WHAT THE TASK ASKS
Turn the paragraph of the plastination text below that begins "Method: Plastination is a method" into a short list that keeps its main facts.

TEXT SEGMENT

★ ★ ★ ★

Integrated teaching of anatomy correlating with clinical anatomy with the help of plastinated specimens. Nimmagadda, Haritha kumari*¹, Tyagi Kavita¹, Mathur Brij Kishore².¹Department of Anatomy,  ²Department of Radiology, Mahatma Gandhi Mission’s Medical College, Mumbai, India.

Anatomy subject is taught for all medical health science courses.. Gross Anatomy is a fundamental basic course in virtually all medical training programs, and the methods used to teach it are under frequent scrutiny and revision. Students often struggle with the vast collection of new terms and complex relationship between structures they must learn. Teaching Anatomy in various modalities has been a topic of discussion since very long period. Dissection has been the main focus in the anatomy curriculum requiring a constant flow of cadavers to be available to various courses. Since body donation is not uniform, the lack of cadavers for the dissection in many institutions is making anatomists rely on plastination.

Method: Plastination is a method where once dissected specimen can be preserved in a plastic form which will be dry, odorless, life-like, non-hazardous, maintenance free and do not deteriorate with time and even can be re-dissected if required. This technique consists of four main important steps, 1. Fixation, 2. Dehydration, 3. Forced impregnation and 4.Hardening. Fixation can be done by almost all conventional fixatives. Dehydration is achieved mainly by acetone because acetone also serves as the intermediary solvent during impregnation. Forced impregnation is the central step in plastination: vacuum forces the acetone out of and the polymer into the specimen. Finally the impregnated specimen is hardened by exposing it to a gaseous hardener.There are currently three methods of plastination which are followed frequently such as, whole organ plastination, sheet plastination and luminal cast plastination.

★ ★ ★ ★

Stored items:
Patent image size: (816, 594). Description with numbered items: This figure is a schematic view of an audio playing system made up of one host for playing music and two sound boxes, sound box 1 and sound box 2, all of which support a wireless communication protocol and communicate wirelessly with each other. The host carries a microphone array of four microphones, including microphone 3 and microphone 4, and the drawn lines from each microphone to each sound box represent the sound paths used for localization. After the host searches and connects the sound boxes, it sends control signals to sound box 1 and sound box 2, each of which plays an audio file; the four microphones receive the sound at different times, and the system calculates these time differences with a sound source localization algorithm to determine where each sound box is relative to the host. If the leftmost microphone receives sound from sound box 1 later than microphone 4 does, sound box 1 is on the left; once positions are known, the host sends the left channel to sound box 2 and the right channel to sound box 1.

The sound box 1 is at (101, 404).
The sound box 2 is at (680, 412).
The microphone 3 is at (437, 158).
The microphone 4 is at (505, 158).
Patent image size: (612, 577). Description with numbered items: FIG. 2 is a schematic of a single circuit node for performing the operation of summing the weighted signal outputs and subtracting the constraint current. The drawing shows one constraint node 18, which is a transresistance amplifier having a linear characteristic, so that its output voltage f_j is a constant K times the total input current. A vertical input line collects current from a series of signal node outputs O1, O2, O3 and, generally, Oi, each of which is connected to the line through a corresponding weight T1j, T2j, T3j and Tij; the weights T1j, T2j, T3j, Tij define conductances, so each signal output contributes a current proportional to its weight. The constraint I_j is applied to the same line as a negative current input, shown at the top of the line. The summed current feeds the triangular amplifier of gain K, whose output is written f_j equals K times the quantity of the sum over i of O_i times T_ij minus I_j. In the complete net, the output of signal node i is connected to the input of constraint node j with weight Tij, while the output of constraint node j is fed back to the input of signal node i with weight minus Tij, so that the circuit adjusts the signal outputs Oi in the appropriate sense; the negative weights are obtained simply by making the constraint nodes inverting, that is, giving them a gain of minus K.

★ ★ ★ ★

ANSWER BOX
- Plastination preserves a dissected specimen in plastic form. The result is dry, odorless, life-like, non-hazardous and maintenance free. It does not deteriorate with time and can be re-dissected if required.
- It has four main steps:
  1. Fixation: almost any conventional fixative can be used.
  2. Dehydration: mainly with acetone, which also serves as the intermediary solvent during impregnation.
  3. Forced impregnation: the central step, in which vacuum forces the acetone out of the specimen and the polymer into it.
  4. Hardening: the impregnated specimen is exposed to a gaseous hardener.
- Three methods are currently in frequent use: whole organ plastination, sheet plastination and luminal cast plastination.